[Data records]
__________________________________________________

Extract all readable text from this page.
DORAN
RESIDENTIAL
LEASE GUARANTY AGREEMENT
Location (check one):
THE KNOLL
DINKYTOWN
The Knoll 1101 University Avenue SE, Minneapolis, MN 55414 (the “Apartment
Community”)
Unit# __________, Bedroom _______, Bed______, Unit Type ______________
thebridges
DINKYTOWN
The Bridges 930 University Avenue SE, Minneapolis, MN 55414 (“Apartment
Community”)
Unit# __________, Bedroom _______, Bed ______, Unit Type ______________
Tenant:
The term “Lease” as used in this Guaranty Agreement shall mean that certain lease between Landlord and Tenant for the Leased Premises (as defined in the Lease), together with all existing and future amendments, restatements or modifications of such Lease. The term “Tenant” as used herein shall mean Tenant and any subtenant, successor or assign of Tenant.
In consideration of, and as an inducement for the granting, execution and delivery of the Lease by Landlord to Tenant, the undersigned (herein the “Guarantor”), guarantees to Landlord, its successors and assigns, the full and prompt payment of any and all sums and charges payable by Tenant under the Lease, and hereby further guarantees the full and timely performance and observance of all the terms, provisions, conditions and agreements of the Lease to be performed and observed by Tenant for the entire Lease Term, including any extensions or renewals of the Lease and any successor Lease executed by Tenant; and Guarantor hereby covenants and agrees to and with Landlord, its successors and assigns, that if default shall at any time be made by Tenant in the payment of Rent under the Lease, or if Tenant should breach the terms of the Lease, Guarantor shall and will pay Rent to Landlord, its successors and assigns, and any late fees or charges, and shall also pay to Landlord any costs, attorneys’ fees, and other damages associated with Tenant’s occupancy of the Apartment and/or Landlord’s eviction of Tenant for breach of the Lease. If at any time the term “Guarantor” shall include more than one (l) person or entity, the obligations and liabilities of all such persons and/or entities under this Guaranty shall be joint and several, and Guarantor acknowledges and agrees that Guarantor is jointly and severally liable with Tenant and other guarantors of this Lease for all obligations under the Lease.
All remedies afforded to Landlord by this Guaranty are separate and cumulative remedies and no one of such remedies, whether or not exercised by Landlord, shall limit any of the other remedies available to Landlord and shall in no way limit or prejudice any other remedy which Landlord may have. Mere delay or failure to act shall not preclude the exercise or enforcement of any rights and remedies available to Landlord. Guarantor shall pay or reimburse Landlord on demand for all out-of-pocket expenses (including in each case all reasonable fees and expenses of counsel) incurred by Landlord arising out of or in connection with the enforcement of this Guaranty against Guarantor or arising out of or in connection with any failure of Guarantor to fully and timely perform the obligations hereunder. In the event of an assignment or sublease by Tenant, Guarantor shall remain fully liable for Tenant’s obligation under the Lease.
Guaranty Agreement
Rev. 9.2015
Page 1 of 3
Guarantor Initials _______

__________________________________________________

Reproduce every line above without error.

Extract all readable text from this page.
DORAN
RESIDENTIAL
LEASE GUARANTY AGREEMENT
Location (check one):
THE KNOLL
DINKYTOWN
The Knoll 1101 University Avenue SE, Minneapolis, MN 55414 (the “Apartment
Community”)
Unit# __________, Bedroom _______, Bed______, Unit Type ______________
thebridges
DINKYTOWN
The Bridges 930 University Avenue SE, Minneapolis, MN 55414 (“Apartment
Community”)
Unit# __________, Bedroom _______, Bed ______, Unit Type ______________
Tenant:
The term “Lease” as used in this Guaranty Agreement shall mean that certain lease between Landlord and Tenant for the Leased Premises (as defined in the Lease), together with all existing and future amendments, restatements or modifications of such Lease. The term “Tenant” as used herein shall mean Tenant and any subtenant, successor or assign of Tenant.
In consideration of, and as an inducement for the granting, execution and delivery of the Lease by Landlord to Tenant, the undersigned (herein the “Guarantor”), guarantees to Landlord, its successors and assigns, the full and prompt payment of any and all sums and charges payable by Tenant under the Lease, and hereby further guarantees the full and timely performance and observance of all the terms, provisions, conditions and agreements of the Lease to be performed and observed by Tenant for the entire Lease Term, including any extensions or renewals of the Lease and any successor Lease executed by Tenant; and Guarantor hereby covenants and agrees to and with Landlord, its successors and assigns, that if default shall at any time be made by Tenant in the payment of Rent under the Lease, or if Tenant should breach the terms of the Lease, Guarantor shall and will pay Rent to Landlord, its successors and assigns, and any late fees or charges, and shall also pay to Landlord any costs, attorneys’ fees, and other damages associated with Tenant’s occupancy of the Apartment and/or Landlord’s eviction of Tenant for breach of the Lease. If at any time the term “Guarantor” shall include more than one (l) person or entity, the obligations and liabilities of all such persons and/or entities under this Guaranty shall be joint and several, and Guarantor acknowledges and agrees that Guarantor is jointly and severally liable with Tenant and other guarantors of this Lease for all obligations under the Lease.
All remedies afforded to Landlord by this Guaranty are separate and cumulative remedies and no one of such remedies, whether or not exercised by Landlord, shall limit any of the other remedies available to Landlord and shall in no way limit or prejudice any other remedy which Landlord may have. Mere delay or failure to act shall not preclude the exercise or enforcement of any rights and remedies available to Landlord. Guarantor shall pay or reimburse Landlord on demand for all out-of-pocket expenses (including in each case all reasonable fees and expenses of counsel) incurred by Landlord arising out of or in connection with the enforcement of this Guaranty against Guarantor or arising out of or in connection with any failure of Guarantor to fully and timely perform the obligations hereunder. In the event of an assignment or sublease by Tenant, Guarantor shall remain fully liable for Tenant’s obligation under the Lease.
Guaranty Agreement
Rev. 9.2015
Page 1 of 3
Guarantor Initials _______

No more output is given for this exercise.